**Task to carry out:** Set the following entries down again exactly, line by line.
┌──
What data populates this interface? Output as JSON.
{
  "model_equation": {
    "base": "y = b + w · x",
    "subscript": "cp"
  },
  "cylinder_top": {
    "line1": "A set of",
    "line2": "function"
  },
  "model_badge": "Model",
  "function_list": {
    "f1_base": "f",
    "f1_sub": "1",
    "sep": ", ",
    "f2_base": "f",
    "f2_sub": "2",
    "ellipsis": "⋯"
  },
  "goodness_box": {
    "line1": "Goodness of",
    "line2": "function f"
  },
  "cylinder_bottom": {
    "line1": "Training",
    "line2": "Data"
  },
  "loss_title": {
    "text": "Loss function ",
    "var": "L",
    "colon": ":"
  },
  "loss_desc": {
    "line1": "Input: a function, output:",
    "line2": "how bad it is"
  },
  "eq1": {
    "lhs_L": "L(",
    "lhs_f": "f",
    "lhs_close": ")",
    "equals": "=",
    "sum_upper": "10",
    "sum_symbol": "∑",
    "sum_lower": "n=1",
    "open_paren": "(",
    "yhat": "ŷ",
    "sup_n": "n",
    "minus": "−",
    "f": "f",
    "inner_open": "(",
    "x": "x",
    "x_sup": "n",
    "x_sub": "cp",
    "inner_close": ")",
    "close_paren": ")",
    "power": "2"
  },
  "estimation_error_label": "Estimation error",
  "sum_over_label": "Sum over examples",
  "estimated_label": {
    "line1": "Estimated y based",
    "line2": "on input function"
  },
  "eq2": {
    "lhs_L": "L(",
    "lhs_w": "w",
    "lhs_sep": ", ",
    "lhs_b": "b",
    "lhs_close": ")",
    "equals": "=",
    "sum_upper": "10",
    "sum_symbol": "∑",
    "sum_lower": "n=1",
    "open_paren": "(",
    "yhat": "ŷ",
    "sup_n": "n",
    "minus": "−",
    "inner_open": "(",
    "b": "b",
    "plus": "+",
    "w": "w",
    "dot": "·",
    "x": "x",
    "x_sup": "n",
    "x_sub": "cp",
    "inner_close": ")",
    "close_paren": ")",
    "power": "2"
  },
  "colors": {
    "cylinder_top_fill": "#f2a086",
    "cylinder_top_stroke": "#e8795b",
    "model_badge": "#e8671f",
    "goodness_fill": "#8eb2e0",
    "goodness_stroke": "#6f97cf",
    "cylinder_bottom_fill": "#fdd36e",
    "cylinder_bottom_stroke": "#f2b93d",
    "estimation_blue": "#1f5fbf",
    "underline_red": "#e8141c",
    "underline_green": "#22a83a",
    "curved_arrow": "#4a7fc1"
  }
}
└──
**Complete output:**
What data populates this interface? Output as JSON.
{
  "model_equation": {
    "base": "y = b + w · x",
    "subscript": "cp"
  },
  "cylinder_top": {
    "line1": "A set of",
    "line2": "function"
  },
  "model_badge": "Model",
  "function_list": {
    "f1_base": "f",
    "f1_sub": "1",
    "sep": ", ",
    "f2_base": "f",
    "f2_sub": "2",
    "ellipsis": "⋯"
  },
  "goodness_box": {
    "line1": "Goodness of",
    "line2": "function f"
  },
  "cylinder_bottom": {
    "line1": "Training",
    "line2": "Data"
  },
  "loss_title": {
    "text": "Loss function ",
    "var": "L",
    "colon": ":"
  },
  "loss_desc": {
    "line1": "Input: a function, output:",
    "line2": "how bad it is"
  },
  "eq1": {
    "lhs_L": "L(",
    "lhs_f": "f",
    "lhs_close": ")",
    "equals": "=",
    "sum_upper": "10",
    "sum_symbol": "∑",
    "sum_lower": "n=1",
    "open_paren": "(",
    "yhat": "ŷ",
    "sup_n": "n",
    "minus": "−",
    "f": "f",
    "inner_open": "(",
    "x": "x",
    "x_sup": "n",
    "x_sub": "cp",
    "inner_close": ")",
    "close_paren": ")",
    "power": "2"
  },
  "estimation_error_label": "Estimation error",
  "sum_over_label": "Sum over examples",
  "estimated_label": {
    "line1": "Estimated y based",
    "line2": "on input function"
  },
  "eq2": {
    "lhs_L": "L(",
    "lhs_w": "w",
    "lhs_sep": ", ",
    "lhs_b": "b",
    "lhs_close": ")",
    "equals": "=",
    "sum_upper": "10",
    "sum_symbol": "∑",
    "sum_lower": "n=1",
    "open_paren": "(",
    "yhat": "ŷ",
    "sup_n": "n",
    "minus": "−",
    "inner_open": "(",
    "b": "b",
    "plus": "+",
    "w": "w",
    "dot": "·",
    "x": "x",
    "x_sup": "n",
    "x_sub": "cp",
    "inner_close": ")",
    "close_paren": ")",
    "power": "2"
  },
  "colors": {
    "cylinder_top_fill": "#f2a086",
    "cylinder_top_stroke": "#e8795b",
    "model_badge": "#e8671f",
    "goodness_fill": "#8eb2e0",
    "goodness_stroke": "#6f97cf",
    "cylinder_bottom_fill": "#fdd36e",
    "cylinder_bottom_stroke": "#f2b93d",
    "estimation_blue": "#1f5fbf",
    "underline_red": "#e8141c",
    "underline_green": "#22a83a",
    "curved_arrow": "#4a7fc1"
  }
}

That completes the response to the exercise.